>>

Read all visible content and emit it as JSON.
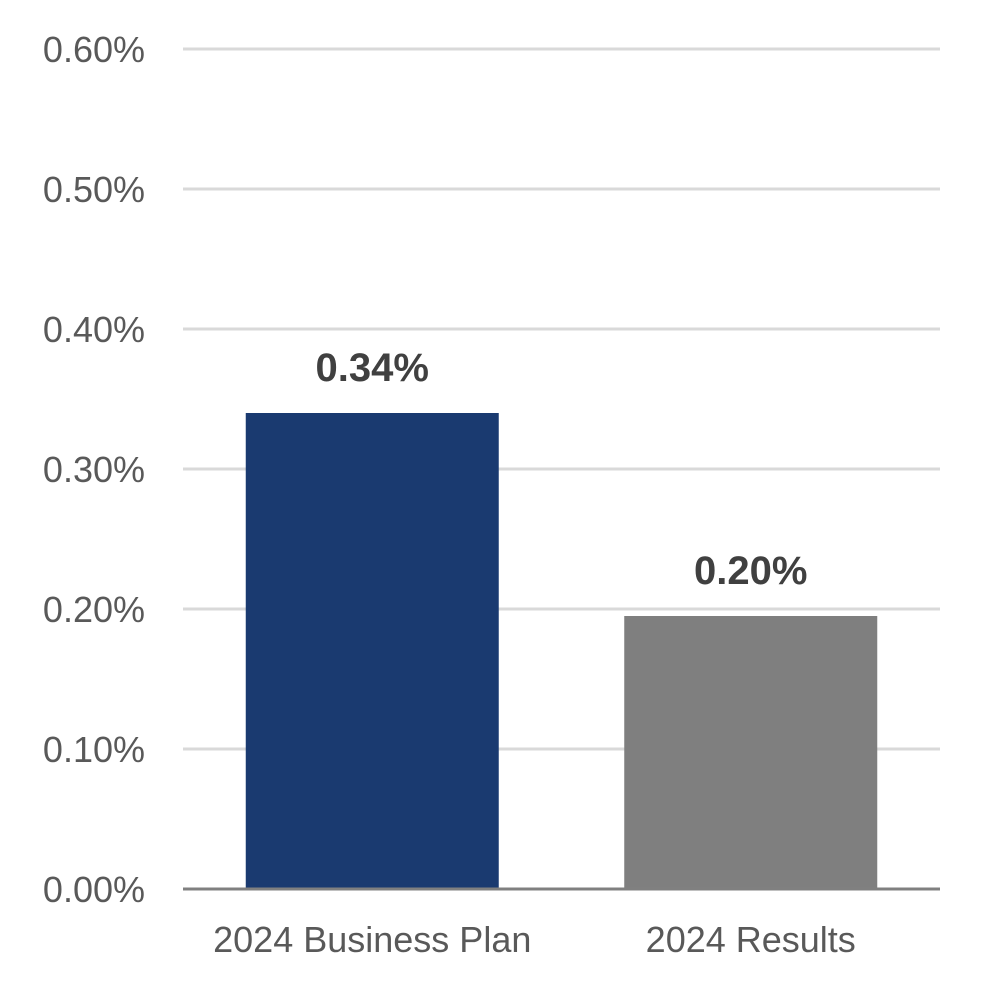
{
  "chart_data": {
    "type": "bar",
    "categories": [
      "2024 Business Plan",
      "2024 Results"
    ],
    "values": [
      0.34,
      0.195
    ],
    "data_labels": [
      "0.34%",
      "0.20%"
    ],
    "bar_colors": [
      "#1a3a70",
      "#7f7f7f"
    ],
    "title": "",
    "xlabel": "",
    "ylabel": "",
    "ylim": [
      0,
      0.6
    ],
    "yticks": [
      {
        "value": 0.0,
        "label": "0.00%"
      },
      {
        "value": 0.1,
        "label": "0.10%"
      },
      {
        "value": 0.2,
        "label": "0.20%"
      },
      {
        "value": 0.3,
        "label": "0.30%"
      },
      {
        "value": 0.4,
        "label": "0.40%"
      },
      {
        "value": 0.5,
        "label": "0.50%"
      },
      {
        "value": 0.6,
        "label": "0.60%"
      }
    ],
    "grid": true,
    "legend": "none",
    "gridline_color": "#d9d9d9",
    "axis_color": "#808080"
  }
}
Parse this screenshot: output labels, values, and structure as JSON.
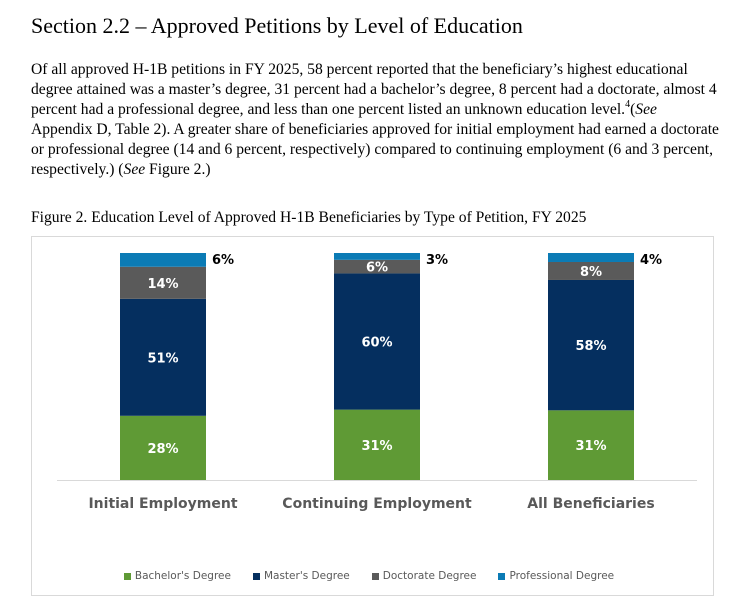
{
  "section": {
    "heading": "Section 2.2 – Approved Petitions by Level of Education",
    "para_1": "Of all approved H-1B petitions in FY 2025, 58 percent reported that the beneficiary’s highest educational degree attained was a master’s degree, 31 percent had a bachelor’s degree, 8 percent had a doctorate, almost 4 percent had a professional degree, and less than one percent listed an unknown education level.",
    "footnote_mark": "4",
    "para_2a": "(",
    "para_2_see": "See",
    "para_2b": " Appendix D, Table 2).  A greater share of beneficiaries approved for initial employment had earned a doctorate or professional degree (14 and 6 percent, respectively) compared to continuing employment (6 and 3 percent, respectively.)  (",
    "para_2_see2": "See",
    "para_2c": " Figure 2.)",
    "figure_caption": "Figure 2. Education Level of Approved H-1B Beneficiaries by Type of Petition, FY 2025"
  },
  "chart_data": {
    "type": "bar",
    "stacked": true,
    "percent_axis": true,
    "categories": [
      "Initial Employment",
      "Continuing Employment",
      "All Beneficiaries"
    ],
    "series": [
      {
        "name": "Bachelor's Degree",
        "values": [
          28,
          31,
          31
        ],
        "labels": [
          "28%",
          "31%",
          "31%"
        ],
        "color": "#5f9a35"
      },
      {
        "name": "Master's Degree",
        "values": [
          51,
          60,
          58
        ],
        "labels": [
          "51%",
          "60%",
          "58%"
        ],
        "color": "#052f5f"
      },
      {
        "name": "Doctorate Degree",
        "values": [
          14,
          6,
          8
        ],
        "labels": [
          "14%",
          "6%",
          "8%"
        ],
        "color": "#5a5a5a"
      },
      {
        "name": "Professional Degree",
        "values": [
          6,
          3,
          4
        ],
        "labels": [
          "6%",
          "3%",
          "4%"
        ],
        "color": "#0b7bb5"
      }
    ],
    "ylim": [
      0,
      100
    ],
    "grid": false,
    "legend_position": "bottom",
    "title": "",
    "xlabel": "",
    "ylabel": ""
  }
}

<<

## Aim of the task
Reproduce all of the material exactly, apart from the pictures.

## Written reply
Read all visible content and emit it as JSON.
{
  "chart_data": {
    "type": "bar",
    "categories": [
      "2024 Business Plan",
      "2024 Results"
    ],
    "values": [
      0.34,
      0.195
    ],
    "data_labels": [
      "0.34%",
      "0.20%"
    ],
    "bar_colors": [
      "#1a3a70",
      "#7f7f7f"
    ],
    "title": "",
    "xlabel": "",
    "ylabel": "",
    "ylim": [
      0,
      0.6
    ],
    "yticks": [
      {
        "value": 0.0,
        "label": "0.00%"
      },
      {
        "value": 0.1,
        "label": "0.10%"
      },
      {
        "value": 0.2,
        "label": "0.20%"
      },
      {
        "value": 0.3,
        "label": "0.30%"
      },
      {
        "value": 0.4,
        "label": "0.40%"
      },
      {
        "value": 0.5,
        "label": "0.50%"
      },
      {
        "value": 0.6,
        "label": "0.60%"
      }
    ],
    "grid": true,
    "legend": "none",
    "gridline_color": "#d9d9d9",
    "axis_color": "#808080"
  }
}
Parse this screenshot: output labels, values, and structure as JSON.
{
  "section": {
    "heading": "Section 2.2 – Approved Petitions by Level of Education",
    "para_1": "Of all approved H-1B petitions in FY 2025, 58 percent reported that the beneficiary’s highest educational degree attained was a master’s degree, 31 percent had a bachelor’s degree, 8 percent had a doctorate, almost 4 percent had a professional degree, and less than one percent listed an unknown education level.",
    "footnote_mark": "4",
    "para_2a": "(",
    "para_2_see": "See",
    "para_2b": " Appendix D, Table 2).  A greater share of beneficiaries approved for initial employment had earned a doctorate or professional degree (14 and 6 percent, respectively) compared to continuing employment (6 and 3 percent, respectively.)  (",
    "para_2_see2": "See",
    "para_2c": " Figure 2.)",
    "figure_caption": "Figure 2. Education Level of Approved H-1B Beneficiaries by Type of Petition, FY 2025"
  },
  "chart_data": {
    "type": "bar",
    "stacked": true,
    "percent_axis": true,
    "categories": [
      "Initial Employment",
      "Continuing Employment",
      "All Beneficiaries"
    ],
    "series": [
      {
        "name": "Bachelor's Degree",
        "values": [
          28,
          31,
          31
        ],
        "labels": [
          "28%",
          "31%",
          "31%"
        ],
        "color": "#5f9a35"
      },
      {
        "name": "Master's Degree",
        "values": [
          51,
          60,
          58
        ],
        "labels": [
          "51%",
          "60%",
          "58%"
        ],
        "color": "#052f5f"
      },
      {
        "name": "Doctorate Degree",
        "values": [
          14,
          6,
          8
        ],
        "labels": [
          "14%",
          "6%",
          "8%"
        ],
        "color": "#5a5a5a"
      },
      {
        "name": "Professional Degree",
        "values": [
          6,
          3,
          4
        ],
        "labels": [
          "6%",
          "3%",
          "4%"
        ],
        "color": "#0b7bb5"
      }
    ],
    "ylim": [
      0,
      100
    ],
    "grid": false,
    "legend_position": "bottom",
    "title": "",
    "xlabel": "",
    "ylabel": ""
  }
}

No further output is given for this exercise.